**TASK DETAILS:** What follows is a block of records; restate each one word for word.

-- Start ENTRIES --

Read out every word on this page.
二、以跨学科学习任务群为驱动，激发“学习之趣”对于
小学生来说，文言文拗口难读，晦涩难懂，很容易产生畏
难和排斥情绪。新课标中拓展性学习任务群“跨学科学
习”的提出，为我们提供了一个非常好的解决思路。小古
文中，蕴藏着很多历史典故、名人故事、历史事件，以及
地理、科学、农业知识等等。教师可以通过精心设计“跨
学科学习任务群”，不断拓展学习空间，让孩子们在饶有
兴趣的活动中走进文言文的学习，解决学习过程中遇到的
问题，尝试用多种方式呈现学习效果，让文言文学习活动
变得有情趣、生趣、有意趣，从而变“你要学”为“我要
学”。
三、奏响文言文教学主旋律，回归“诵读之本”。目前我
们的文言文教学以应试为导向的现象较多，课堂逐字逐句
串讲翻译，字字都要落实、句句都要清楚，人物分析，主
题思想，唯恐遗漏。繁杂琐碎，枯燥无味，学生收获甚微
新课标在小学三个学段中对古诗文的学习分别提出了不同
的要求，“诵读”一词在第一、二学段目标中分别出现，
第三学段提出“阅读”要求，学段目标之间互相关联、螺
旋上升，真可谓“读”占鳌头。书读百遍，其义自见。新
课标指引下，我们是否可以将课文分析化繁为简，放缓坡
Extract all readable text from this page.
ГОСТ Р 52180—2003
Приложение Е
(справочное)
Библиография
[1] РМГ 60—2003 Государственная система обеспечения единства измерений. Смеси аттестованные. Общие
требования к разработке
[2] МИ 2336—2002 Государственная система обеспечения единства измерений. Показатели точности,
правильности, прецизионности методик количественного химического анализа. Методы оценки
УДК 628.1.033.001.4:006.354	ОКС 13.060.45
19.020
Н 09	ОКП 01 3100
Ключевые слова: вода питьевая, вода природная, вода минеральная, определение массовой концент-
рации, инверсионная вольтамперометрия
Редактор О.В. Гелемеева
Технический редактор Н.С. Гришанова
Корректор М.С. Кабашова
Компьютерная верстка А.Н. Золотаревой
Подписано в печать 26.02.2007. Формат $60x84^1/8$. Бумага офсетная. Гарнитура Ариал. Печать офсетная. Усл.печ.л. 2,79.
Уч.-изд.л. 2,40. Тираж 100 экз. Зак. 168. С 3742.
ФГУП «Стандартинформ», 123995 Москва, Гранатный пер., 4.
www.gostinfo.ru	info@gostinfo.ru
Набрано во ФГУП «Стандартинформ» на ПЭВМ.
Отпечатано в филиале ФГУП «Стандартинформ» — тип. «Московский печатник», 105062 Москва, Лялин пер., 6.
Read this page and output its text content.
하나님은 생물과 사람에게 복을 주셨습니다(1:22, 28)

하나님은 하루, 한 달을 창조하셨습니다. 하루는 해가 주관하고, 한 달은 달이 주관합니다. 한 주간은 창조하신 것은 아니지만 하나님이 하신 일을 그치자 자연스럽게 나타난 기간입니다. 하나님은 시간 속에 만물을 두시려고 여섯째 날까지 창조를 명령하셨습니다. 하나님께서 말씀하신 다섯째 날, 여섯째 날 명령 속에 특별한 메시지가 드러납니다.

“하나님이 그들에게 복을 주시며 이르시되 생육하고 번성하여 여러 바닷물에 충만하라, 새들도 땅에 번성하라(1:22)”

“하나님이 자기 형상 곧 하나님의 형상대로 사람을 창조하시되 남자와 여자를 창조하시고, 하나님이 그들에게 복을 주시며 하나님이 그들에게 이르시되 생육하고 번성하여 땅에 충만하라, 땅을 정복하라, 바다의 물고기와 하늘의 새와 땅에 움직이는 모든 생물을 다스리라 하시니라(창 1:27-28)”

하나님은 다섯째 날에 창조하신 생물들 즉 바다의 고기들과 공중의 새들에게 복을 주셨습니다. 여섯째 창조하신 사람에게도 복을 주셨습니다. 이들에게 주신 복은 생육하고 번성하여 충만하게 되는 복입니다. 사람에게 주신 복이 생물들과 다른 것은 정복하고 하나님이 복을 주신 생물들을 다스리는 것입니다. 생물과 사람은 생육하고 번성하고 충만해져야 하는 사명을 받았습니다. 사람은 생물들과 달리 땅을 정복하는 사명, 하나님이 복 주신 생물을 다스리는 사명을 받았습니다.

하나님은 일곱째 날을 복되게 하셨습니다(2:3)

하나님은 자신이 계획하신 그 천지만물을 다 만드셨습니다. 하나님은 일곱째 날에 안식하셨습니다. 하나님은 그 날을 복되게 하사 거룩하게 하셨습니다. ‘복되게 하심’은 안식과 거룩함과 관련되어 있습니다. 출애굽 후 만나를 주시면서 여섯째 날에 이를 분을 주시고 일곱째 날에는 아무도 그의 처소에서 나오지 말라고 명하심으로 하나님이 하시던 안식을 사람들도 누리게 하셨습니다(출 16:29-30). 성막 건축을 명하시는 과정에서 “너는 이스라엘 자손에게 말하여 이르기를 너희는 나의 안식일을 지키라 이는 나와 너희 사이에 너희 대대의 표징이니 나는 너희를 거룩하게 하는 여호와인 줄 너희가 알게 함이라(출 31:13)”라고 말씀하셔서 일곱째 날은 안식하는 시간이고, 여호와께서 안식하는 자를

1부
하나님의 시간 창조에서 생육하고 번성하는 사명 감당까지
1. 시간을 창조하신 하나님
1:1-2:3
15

-- End ENTRIES --

**EXERCISE SOLUTION:**
Read out every word on this page.
二、以跨学科学习任务群为驱动，激发“学习之趣”对于
小学生来说，文言文拗口难读，晦涩难懂，很容易产生畏
难和排斥情绪。新课标中拓展性学习任务群“跨学科学
习”的提出，为我们提供了一个非常好的解决思路。小古
文中，蕴藏着很多历史典故、名人故事、历史事件，以及
地理、科学、农业知识等等。教师可以通过精心设计“跨
学科学习任务群”，不断拓展学习空间，让孩子们在饶有
兴趣的活动中走进文言文的学习，解决学习过程中遇到的
问题，尝试用多种方式呈现学习效果，让文言文学习活动
变得有情趣、生趣、有意趣，从而变“你要学”为“我要
学”。
三、奏响文言文教学主旋律，回归“诵读之本”。目前我
们的文言文教学以应试为导向的现象较多，课堂逐字逐句
串讲翻译，字字都要落实、句句都要清楚，人物分析，主
题思想，唯恐遗漏。繁杂琐碎，枯燥无味，学生收获甚微
新课标在小学三个学段中对古诗文的学习分别提出了不同
的要求，“诵读”一词在第一、二学段目标中分别出现，
第三学段提出“阅读”要求，学段目标之间互相关联、螺
旋上升，真可谓“读”占鳌头。书读百遍，其义自见。新
课标指引下，我们是否可以将课文分析化繁为简，放缓坡
Extract all readable text from this page.
ГОСТ Р 52180—2003
Приложение Е
(справочное)
Библиография
[1] РМГ 60—2003 Государственная система обеспечения единства измерений. Смеси аттестованные. Общие
требования к разработке
[2] МИ 2336—2002 Государственная система обеспечения единства измерений. Показатели точности,
правильности, прецизионности методик количественного химического анализа. Методы оценки
УДК 628.1.033.001.4:006.354	ОКС 13.060.45
19.020
Н 09	ОКП 01 3100
Ключевые слова: вода питьевая, вода природная, вода минеральная, определение массовой концент-
рации, инверсионная вольтамперометрия
Редактор О.В. Гелемеева
Технический редактор Н.С. Гришанова
Корректор М.С. Кабашова
Компьютерная верстка А.Н. Золотаревой
Подписано в печать 26.02.2007. Формат $60x84^1/8$. Бумага офсетная. Гарнитура Ариал. Печать офсетная. Усл.печ.л. 2,79.
Уч.-изд.л. 2,40. Тираж 100 экз. Зак. 168. С 3742.
ФГУП «Стандартинформ», 123995 Москва, Гранатный пер., 4.
www.gostinfo.ru	info@gostinfo.ru
Набрано во ФГУП «Стандартинформ» на ПЭВМ.
Отпечатано в филиале ФГУП «Стандартинформ» — тип. «Московский печатник», 105062 Москва, Лялин пер., 6.
Read this page and output its text content.
하나님은 생물과 사람에게 복을 주셨습니다(1:22, 28)

하나님은 하루, 한 달을 창조하셨습니다. 하루는 해가 주관하고, 한 달은 달이 주관합니다. 한 주간은 창조하신 것은 아니지만 하나님이 하신 일을 그치자 자연스럽게 나타난 기간입니다. 하나님은 시간 속에 만물을 두시려고 여섯째 날까지 창조를 명령하셨습니다. 하나님께서 말씀하신 다섯째 날, 여섯째 날 명령 속에 특별한 메시지가 드러납니다.

“하나님이 그들에게 복을 주시며 이르시되 생육하고 번성하여 여러 바닷물에 충만하라, 새들도 땅에 번성하라(1:22)”

“하나님이 자기 형상 곧 하나님의 형상대로 사람을 창조하시되 남자와 여자를 창조하시고, 하나님이 그들에게 복을 주시며 하나님이 그들에게 이르시되 생육하고 번성하여 땅에 충만하라, 땅을 정복하라, 바다의 물고기와 하늘의 새와 땅에 움직이는 모든 생물을 다스리라 하시니라(창 1:27-28)”

하나님은 다섯째 날에 창조하신 생물들 즉 바다의 고기들과 공중의 새들에게 복을 주셨습니다. 여섯째 창조하신 사람에게도 복을 주셨습니다. 이들에게 주신 복은 생육하고 번성하여 충만하게 되는 복입니다. 사람에게 주신 복이 생물들과 다른 것은 정복하고 하나님이 복을 주신 생물들을 다스리는 것입니다. 생물과 사람은 생육하고 번성하고 충만해져야 하는 사명을 받았습니다. 사람은 생물들과 달리 땅을 정복하는 사명, 하나님이 복 주신 생물을 다스리는 사명을 받았습니다.

하나님은 일곱째 날을 복되게 하셨습니다(2:3)

하나님은 자신이 계획하신 그 천지만물을 다 만드셨습니다. 하나님은 일곱째 날에 안식하셨습니다. 하나님은 그 날을 복되게 하사 거룩하게 하셨습니다. ‘복되게 하심’은 안식과 거룩함과 관련되어 있습니다. 출애굽 후 만나를 주시면서 여섯째 날에 이를 분을 주시고 일곱째 날에는 아무도 그의 처소에서 나오지 말라고 명하심으로 하나님이 하시던 안식을 사람들도 누리게 하셨습니다(출 16:29-30). 성막 건축을 명하시는 과정에서 “너는 이스라엘 자손에게 말하여 이르기를 너희는 나의 안식일을 지키라 이는 나와 너희 사이에 너희 대대의 표징이니 나는 너희를 거룩하게 하는 여호와인 줄 너희가 알게 함이라(출 31:13)”라고 말씀하셔서 일곱째 날은 안식하는 시간이고, 여호와께서 안식하는 자를

1부
하나님의 시간 창조에서 생육하고 번성하는 사명 감당까지
1. 시간을 창조하신 하나님
1:1-2:3
15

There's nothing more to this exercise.